§ What to work on
All entries below are to be set down again, identical to the source.

§ The records
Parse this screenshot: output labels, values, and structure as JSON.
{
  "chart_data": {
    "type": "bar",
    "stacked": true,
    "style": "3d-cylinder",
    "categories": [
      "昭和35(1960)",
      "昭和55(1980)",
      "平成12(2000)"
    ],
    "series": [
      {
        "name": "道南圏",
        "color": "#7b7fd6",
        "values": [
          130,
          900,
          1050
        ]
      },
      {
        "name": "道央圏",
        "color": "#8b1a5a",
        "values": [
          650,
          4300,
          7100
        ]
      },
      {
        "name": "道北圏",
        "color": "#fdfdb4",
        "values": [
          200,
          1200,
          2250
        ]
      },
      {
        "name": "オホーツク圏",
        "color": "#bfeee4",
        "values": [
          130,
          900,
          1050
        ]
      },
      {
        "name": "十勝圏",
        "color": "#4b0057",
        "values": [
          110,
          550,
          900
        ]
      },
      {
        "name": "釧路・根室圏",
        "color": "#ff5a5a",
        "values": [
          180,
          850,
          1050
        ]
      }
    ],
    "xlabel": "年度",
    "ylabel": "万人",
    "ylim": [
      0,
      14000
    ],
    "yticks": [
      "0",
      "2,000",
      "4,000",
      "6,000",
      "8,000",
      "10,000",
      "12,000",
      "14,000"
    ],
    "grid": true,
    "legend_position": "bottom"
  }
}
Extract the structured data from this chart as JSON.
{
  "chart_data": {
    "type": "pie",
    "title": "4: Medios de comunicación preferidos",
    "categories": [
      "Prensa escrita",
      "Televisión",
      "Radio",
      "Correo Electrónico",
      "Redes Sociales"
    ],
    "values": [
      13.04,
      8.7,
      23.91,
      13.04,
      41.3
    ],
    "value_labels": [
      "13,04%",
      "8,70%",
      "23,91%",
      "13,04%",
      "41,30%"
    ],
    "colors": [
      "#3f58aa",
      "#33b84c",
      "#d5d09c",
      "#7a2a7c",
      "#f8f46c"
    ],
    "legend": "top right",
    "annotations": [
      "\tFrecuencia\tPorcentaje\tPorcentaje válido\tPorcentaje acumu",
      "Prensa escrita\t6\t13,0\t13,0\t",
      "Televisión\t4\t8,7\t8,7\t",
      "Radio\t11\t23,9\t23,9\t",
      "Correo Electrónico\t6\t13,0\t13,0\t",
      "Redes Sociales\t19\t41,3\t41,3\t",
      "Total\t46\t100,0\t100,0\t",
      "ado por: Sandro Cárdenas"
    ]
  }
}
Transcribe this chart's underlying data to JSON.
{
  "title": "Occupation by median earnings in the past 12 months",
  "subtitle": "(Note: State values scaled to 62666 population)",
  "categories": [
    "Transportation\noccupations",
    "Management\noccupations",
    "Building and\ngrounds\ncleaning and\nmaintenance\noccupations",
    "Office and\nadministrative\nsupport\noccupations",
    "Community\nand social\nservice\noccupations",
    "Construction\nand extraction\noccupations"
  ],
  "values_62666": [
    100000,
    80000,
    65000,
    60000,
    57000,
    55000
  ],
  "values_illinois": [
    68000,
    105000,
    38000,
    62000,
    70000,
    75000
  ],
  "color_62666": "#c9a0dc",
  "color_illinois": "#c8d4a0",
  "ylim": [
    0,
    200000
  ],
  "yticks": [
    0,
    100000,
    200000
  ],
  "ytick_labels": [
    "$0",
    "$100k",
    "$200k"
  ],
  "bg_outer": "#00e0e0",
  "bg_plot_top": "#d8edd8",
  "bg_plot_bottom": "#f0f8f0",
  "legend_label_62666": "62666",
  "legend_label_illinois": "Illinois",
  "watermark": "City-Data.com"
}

§ The reply
Parse this screenshot: output labels, values, and structure as JSON.
{
  "chart_data": {
    "type": "bar",
    "stacked": true,
    "style": "3d-cylinder",
    "categories": [
      "昭和35(1960)",
      "昭和55(1980)",
      "平成12(2000)"
    ],
    "series": [
      {
        "name": "道南圏",
        "color": "#7b7fd6",
        "values": [
          130,
          900,
          1050
        ]
      },
      {
        "name": "道央圏",
        "color": "#8b1a5a",
        "values": [
          650,
          4300,
          7100
        ]
      },
      {
        "name": "道北圏",
        "color": "#fdfdb4",
        "values": [
          200,
          1200,
          2250
        ]
      },
      {
        "name": "オホーツク圏",
        "color": "#bfeee4",
        "values": [
          130,
          900,
          1050
        ]
      },
      {
        "name": "十勝圏",
        "color": "#4b0057",
        "values": [
          110,
          550,
          900
        ]
      },
      {
        "name": "釧路・根室圏",
        "color": "#ff5a5a",
        "values": [
          180,
          850,
          1050
        ]
      }
    ],
    "xlabel": "年度",
    "ylabel": "万人",
    "ylim": [
      0,
      14000
    ],
    "yticks": [
      "0",
      "2,000",
      "4,000",
      "6,000",
      "8,000",
      "10,000",
      "12,000",
      "14,000"
    ],
    "grid": true,
    "legend_position": "bottom"
  }
}
Extract the structured data from this chart as JSON.
{
  "chart_data": {
    "type": "pie",
    "title": "4: Medios de comunicación preferidos",
    "categories": [
      "Prensa escrita",
      "Televisión",
      "Radio",
      "Correo Electrónico",
      "Redes Sociales"
    ],
    "values": [
      13.04,
      8.7,
      23.91,
      13.04,
      41.3
    ],
    "value_labels": [
      "13,04%",
      "8,70%",
      "23,91%",
      "13,04%",
      "41,30%"
    ],
    "colors": [
      "#3f58aa",
      "#33b84c",
      "#d5d09c",
      "#7a2a7c",
      "#f8f46c"
    ],
    "legend": "top right",
    "annotations": [
      "\tFrecuencia\tPorcentaje\tPorcentaje válido\tPorcentaje acumu",
      "Prensa escrita\t6\t13,0\t13,0\t",
      "Televisión\t4\t8,7\t8,7\t",
      "Radio\t11\t23,9\t23,9\t",
      "Correo Electrónico\t6\t13,0\t13,0\t",
      "Redes Sociales\t19\t41,3\t41,3\t",
      "Total\t46\t100,0\t100,0\t",
      "ado por: Sandro Cárdenas"
    ]
  }
}
Transcribe this chart's underlying data to JSON.
{
  "title": "Occupation by median earnings in the past 12 months",
  "subtitle": "(Note: State values scaled to 62666 population)",
  "categories": [
    "Transportation\noccupations",
    "Management\noccupations",
    "Building and\ngrounds\ncleaning and\nmaintenance\noccupations",
    "Office and\nadministrative\nsupport\noccupations",
    "Community\nand social\nservice\noccupations",
    "Construction\nand extraction\noccupations"
  ],
  "values_62666": [
    100000,
    80000,
    65000,
    60000,
    57000,
    55000
  ],
  "values_illinois": [
    68000,
    105000,
    38000,
    62000,
    70000,
    75000
  ],
  "color_62666": "#c9a0dc",
  "color_illinois": "#c8d4a0",
  "ylim": [
    0,
    200000
  ],
  "yticks": [
    0,
    100000,
    200000
  ],
  "ytick_labels": [
    "$0",
    "$100k",
    "$200k"
  ],
  "bg_outer": "#00e0e0",
  "bg_plot_top": "#d8edd8",
  "bg_plot_bottom": "#f0f8f0",
  "legend_label_62666": "62666",
  "legend_label_illinois": "Illinois",
  "watermark": "City-Data.com"
}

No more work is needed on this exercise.